### REQUIREMENT
Work out how many lines hold "square". Give the number and nothing else.

### RECORDS FOR THE TASK

────────────────────

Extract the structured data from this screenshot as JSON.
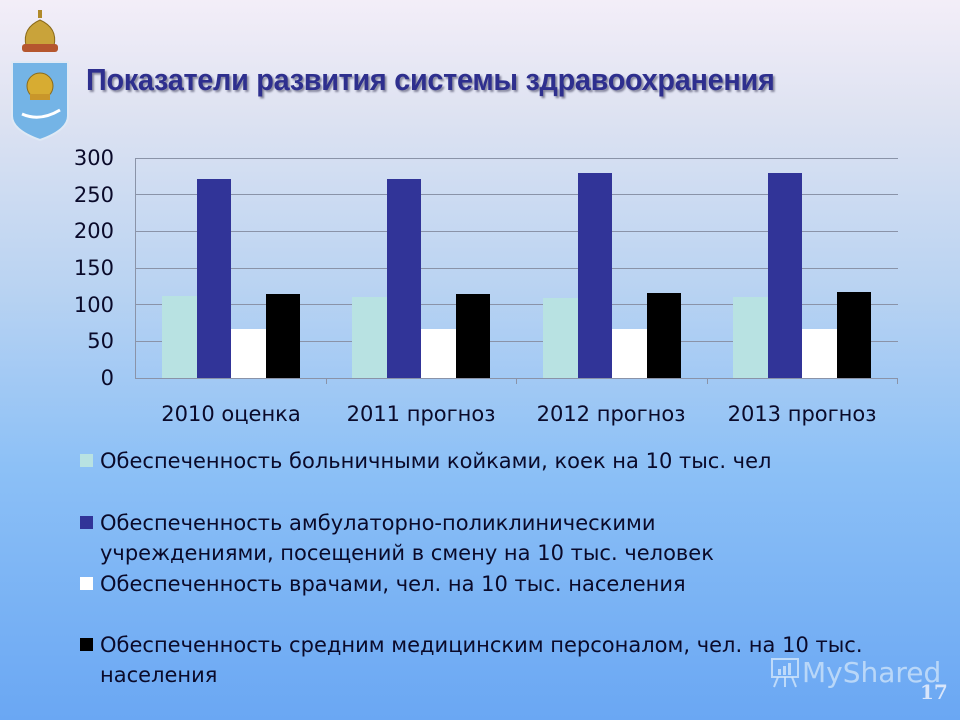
{
  "slide": {
    "title": "Показатели развития системы здравоохранения",
    "page_number": "17",
    "watermark": "MyShared",
    "emblem": "astrakhan-coat-of-arms-icon"
  },
  "chart_data": {
    "type": "bar",
    "title": "Показатели развития системы здравоохранения",
    "xlabel": "",
    "ylabel": "",
    "ylim": [
      0,
      300
    ],
    "yticks": [
      "0",
      "50",
      "100",
      "150",
      "200",
      "250",
      "300"
    ],
    "grid": true,
    "legend_position": "bottom",
    "categories": [
      "2010 оценка",
      "2011 прогноз",
      "2012 прогноз",
      "2013 прогноз"
    ],
    "series": [
      {
        "name": "Обеспеченность больничными койками, коек на 10 тыс. чел",
        "color": "#b8e2e2",
        "values": [
          112,
          110,
          109,
          110
        ]
      },
      {
        "name": "Обеспеченность амбулаторно-поликлиническими учреждениями, посещений в смену на 10 тыс. человек",
        "color": "#313498",
        "values": [
          271,
          271,
          280,
          280
        ]
      },
      {
        "name": "Обеспеченность врачами, чел. на 10 тыс. населения",
        "color": "#ffffff",
        "values": [
          67,
          67,
          67,
          67
        ]
      },
      {
        "name": "Обеспеченность средним медицинским персоналом, чел. на 10 тыс. населения",
        "color": "#000000",
        "values": [
          115,
          115,
          116,
          117
        ]
      }
    ]
  },
  "legend": {
    "items": [
      {
        "label": "Обеспеченность больничными койками, коек на 10 тыс. чел"
      },
      {
        "label": "Обеспеченность амбулаторно-поликлиническими учреждениями, посещений в смену на 10 тыс. человек"
      },
      {
        "label": "Обеспеченность врачами, чел. на 10 тыс. населения"
      },
      {
        "label": "Обеспеченность средним медицинским персоналом, чел. на 10 тыс. населения"
      }
    ]
  }
}
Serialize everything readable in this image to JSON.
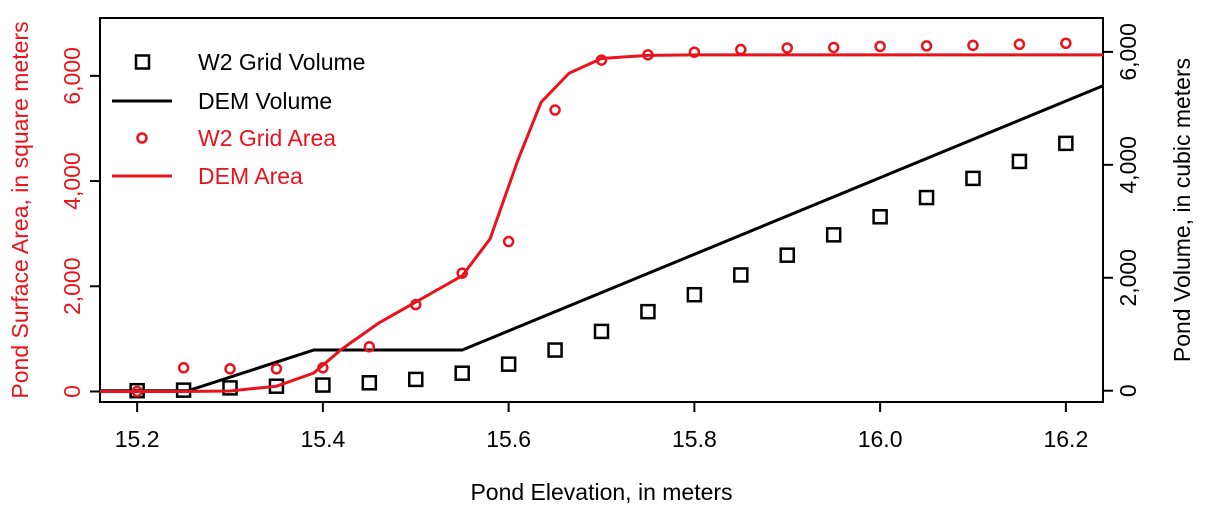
{
  "chart_data": {
    "type": "scatter",
    "xlabel": "Pond Elevation, in meters",
    "ylabel_left": "Pond Surface Area, in square meters",
    "ylabel_right": "Pond Volume, in cubic meters",
    "xlim": [
      15.16,
      16.24
    ],
    "ylim_left": [
      -200,
      7100
    ],
    "ylim_right": [
      -200,
      6600
    ],
    "x_ticks": [
      15.2,
      15.4,
      15.6,
      15.8,
      16.0,
      16.2
    ],
    "x_tick_labels": [
      "15.2",
      "15.4",
      "15.6",
      "15.8",
      "16.0",
      "16.2"
    ],
    "y_left_ticks": [
      0,
      2000,
      4000,
      6000
    ],
    "y_left_tick_labels": [
      "0",
      "2,000",
      "4,000",
      "6,000"
    ],
    "y_right_ticks": [
      0,
      2000,
      4000,
      6000
    ],
    "y_right_tick_labels": [
      "0",
      "2,000",
      "4,000",
      "6,000"
    ],
    "grid": false,
    "legend_position": "top-left",
    "colors": {
      "area": "#e8131c",
      "volume": "#000000"
    },
    "series": [
      {
        "name": "W2 Grid Volume",
        "axis": "right",
        "marker": "square",
        "color": "#000000",
        "x": [
          15.2,
          15.25,
          15.3,
          15.35,
          15.4,
          15.45,
          15.5,
          15.55,
          15.6,
          15.65,
          15.7,
          15.75,
          15.8,
          15.85,
          15.9,
          15.95,
          16.0,
          16.05,
          16.1,
          16.15,
          16.2
        ],
        "y": [
          0,
          10,
          50,
          80,
          100,
          140,
          200,
          310,
          470,
          720,
          1050,
          1400,
          1700,
          2050,
          2400,
          2760,
          3080,
          3420,
          3760,
          4060,
          4380
        ]
      },
      {
        "name": "DEM Volume",
        "axis": "right",
        "marker": "line",
        "color": "#000000",
        "x": [
          15.16,
          15.255,
          15.39,
          15.55,
          16.24
        ],
        "y": [
          0,
          0,
          720,
          720,
          5400
        ]
      },
      {
        "name": "W2 Grid Area",
        "axis": "left",
        "marker": "circle",
        "color": "#e8131c",
        "x": [
          15.2,
          15.25,
          15.3,
          15.35,
          15.4,
          15.45,
          15.5,
          15.55,
          15.6,
          15.65,
          15.7,
          15.75,
          15.8,
          15.85,
          15.9,
          15.95,
          16.0,
          16.05,
          16.1,
          16.15,
          16.2
        ],
        "y": [
          0,
          450,
          430,
          430,
          450,
          850,
          1650,
          2250,
          2850,
          5350,
          6300,
          6400,
          6450,
          6500,
          6530,
          6540,
          6560,
          6570,
          6580,
          6600,
          6620
        ]
      },
      {
        "name": "DEM Area",
        "axis": "left",
        "marker": "line",
        "color": "#e8131c",
        "x": [
          15.16,
          15.25,
          15.3,
          15.35,
          15.39,
          15.42,
          15.46,
          15.5,
          15.55,
          15.58,
          15.61,
          15.635,
          15.665,
          15.7,
          15.75,
          15.8,
          16.24
        ],
        "y": [
          0,
          0,
          10,
          100,
          350,
          800,
          1300,
          1700,
          2200,
          2900,
          4400,
          5500,
          6050,
          6330,
          6390,
          6400,
          6400
        ]
      }
    ]
  }
}
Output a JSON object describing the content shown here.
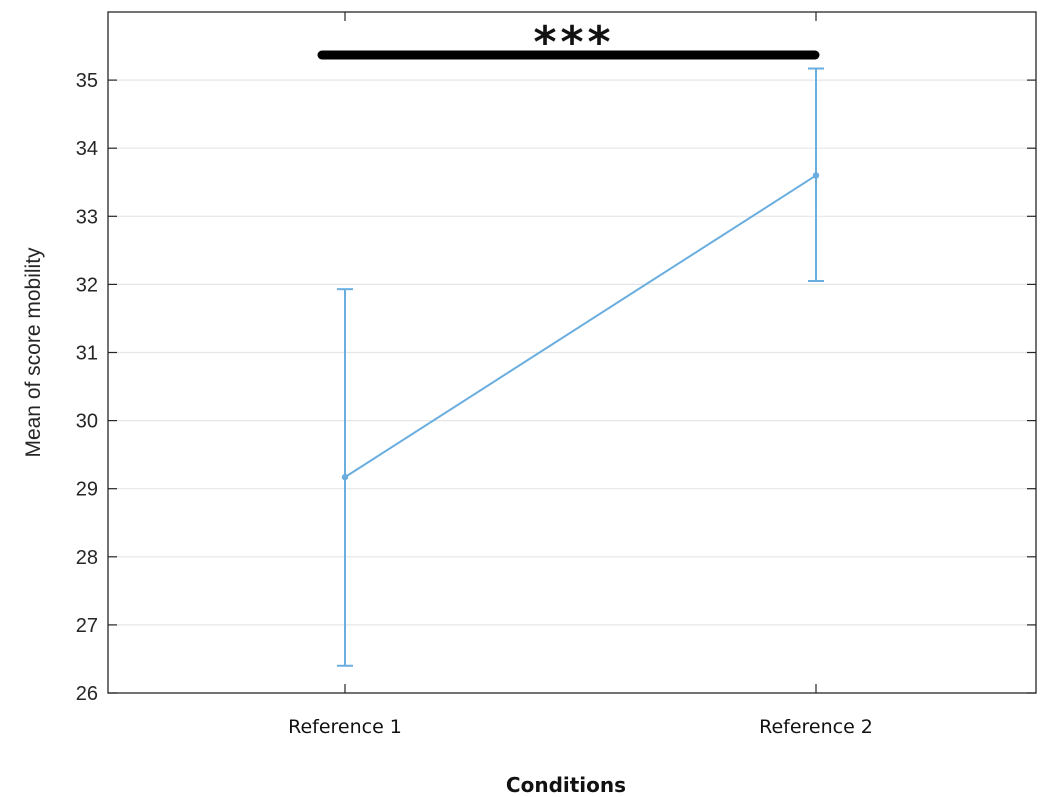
{
  "chart_data": {
    "type": "line",
    "title": "",
    "xlabel": "Conditions",
    "ylabel": "Mean of score mobility",
    "categories": [
      "Reference 1",
      "Reference 2"
    ],
    "series": [
      {
        "values": [
          29.17,
          33.6
        ],
        "error_low": [
          26.4,
          32.05
        ],
        "error_high": [
          31.93,
          35.17
        ],
        "color": "#6aaee0"
      }
    ],
    "ylim": [
      26,
      36
    ],
    "yticks": [
      "26",
      "27",
      "28",
      "29",
      "30",
      "31",
      "32",
      "33",
      "34",
      "35"
    ],
    "grid": "horizontal",
    "significance": {
      "label": "***",
      "between": [
        "Reference 1",
        "Reference 2"
      ]
    }
  }
}
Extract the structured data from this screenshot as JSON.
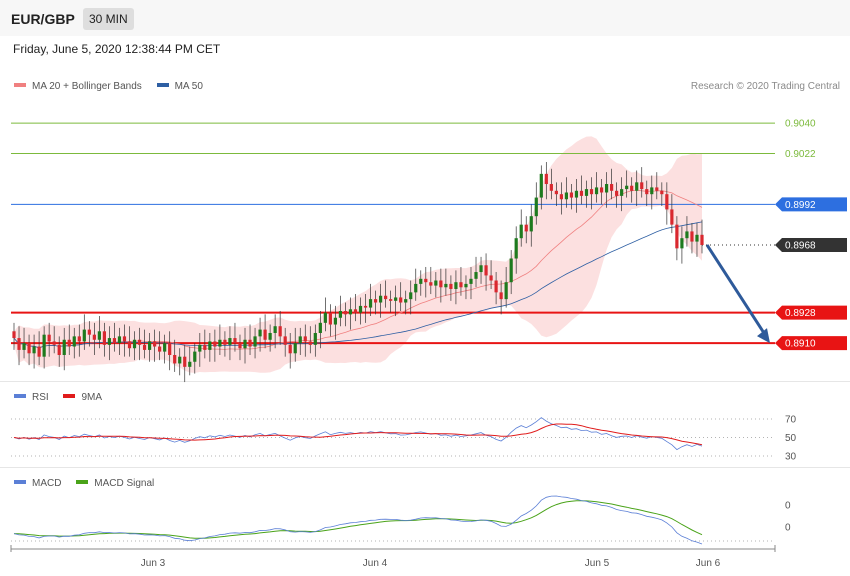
{
  "header": {
    "pair": "EUR/GBP",
    "timeframe": "30 MIN"
  },
  "date_line": "Friday, June 5, 2020 12:38:44 PM CET",
  "credit": "Research © 2020 Trading Central",
  "legends": {
    "main": [
      {
        "label": "MA 20 + Bollinger Bands",
        "color": "#f08080"
      },
      {
        "label": "MA 50",
        "color": "#2e5fa3"
      }
    ],
    "rsi": [
      {
        "label": "RSI",
        "color": "#5b7fd6"
      },
      {
        "label": "9MA",
        "color": "#e01b1b"
      }
    ],
    "macd": [
      {
        "label": "MACD",
        "color": "#5b7fd6"
      },
      {
        "label": "MACD Signal",
        "color": "#4aa319"
      }
    ]
  },
  "chart_data": {
    "type": "candlestick",
    "instrument": "EUR/GBP",
    "timeframe": "30 MIN",
    "x_ticks": [
      "Jun 3",
      "Jun 4",
      "Jun 5",
      "Jun 6"
    ],
    "price_range": [
      0.889,
      0.9056
    ],
    "levels": [
      {
        "label": "0.9040",
        "value": 0.904,
        "kind": "resistance",
        "color": "#7cba3c",
        "badge": false
      },
      {
        "label": "0.9022",
        "value": 0.9022,
        "kind": "resistance",
        "color": "#7cba3c",
        "badge": false
      },
      {
        "label": "0.8992",
        "value": 0.8992,
        "kind": "pivot",
        "color": "#2d6fe0",
        "badge": true
      },
      {
        "label": "0.8968",
        "value": 0.8968,
        "kind": "last",
        "color": "#333333",
        "badge": true
      },
      {
        "label": "0.8928",
        "value": 0.8928,
        "kind": "support",
        "color": "#e81414",
        "badge": true
      },
      {
        "label": "0.8910",
        "value": 0.891,
        "kind": "support",
        "color": "#e81414",
        "badge": true
      }
    ],
    "forecast_arrow": {
      "from": 0.8968,
      "to": 0.891
    },
    "closes": [
      0.8913,
      0.8906,
      0.891,
      0.8904,
      0.8908,
      0.8902,
      0.8915,
      0.8911,
      0.8909,
      0.8903,
      0.8912,
      0.8908,
      0.8914,
      0.8911,
      0.8918,
      0.8915,
      0.8912,
      0.8917,
      0.8909,
      0.8913,
      0.891,
      0.8914,
      0.8911,
      0.8907,
      0.8912,
      0.8909,
      0.8906,
      0.8911,
      0.8908,
      0.8905,
      0.891,
      0.8903,
      0.8898,
      0.8902,
      0.8896,
      0.8899,
      0.8905,
      0.8909,
      0.8906,
      0.8911,
      0.8908,
      0.8912,
      0.8909,
      0.8913,
      0.891,
      0.8907,
      0.8912,
      0.8908,
      0.8914,
      0.8918,
      0.8912,
      0.8916,
      0.892,
      0.8914,
      0.8909,
      0.8904,
      0.891,
      0.8914,
      0.8911,
      0.8909,
      0.8916,
      0.8922,
      0.8928,
      0.8921,
      0.8925,
      0.8929,
      0.8927,
      0.893,
      0.8928,
      0.8932,
      0.8931,
      0.8936,
      0.8934,
      0.8938,
      0.8936,
      0.8935,
      0.8937,
      0.8934,
      0.8936,
      0.894,
      0.8945,
      0.8948,
      0.8946,
      0.8944,
      0.8947,
      0.8943,
      0.8945,
      0.8942,
      0.8946,
      0.8943,
      0.8945,
      0.8948,
      0.8952,
      0.8956,
      0.895,
      0.8947,
      0.894,
      0.8936,
      0.8946,
      0.896,
      0.8972,
      0.898,
      0.8976,
      0.8985,
      0.8996,
      0.901,
      0.9004,
      0.9,
      0.8998,
      0.8995,
      0.8999,
      0.8996,
      0.9,
      0.8997,
      0.9001,
      0.8998,
      0.9002,
      0.8999,
      0.9004,
      0.9,
      0.8997,
      0.9001,
      0.9003,
      0.9,
      0.9005,
      0.9001,
      0.8998,
      0.9002,
      0.9,
      0.8998,
      0.8989,
      0.898,
      0.8966,
      0.8972,
      0.8976,
      0.897,
      0.8974,
      0.8968
    ],
    "rsi_axis": [
      70,
      50,
      30
    ],
    "macd_axis": [
      "0",
      "0"
    ]
  }
}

────────────────────

### EXPECTED ANSWER
2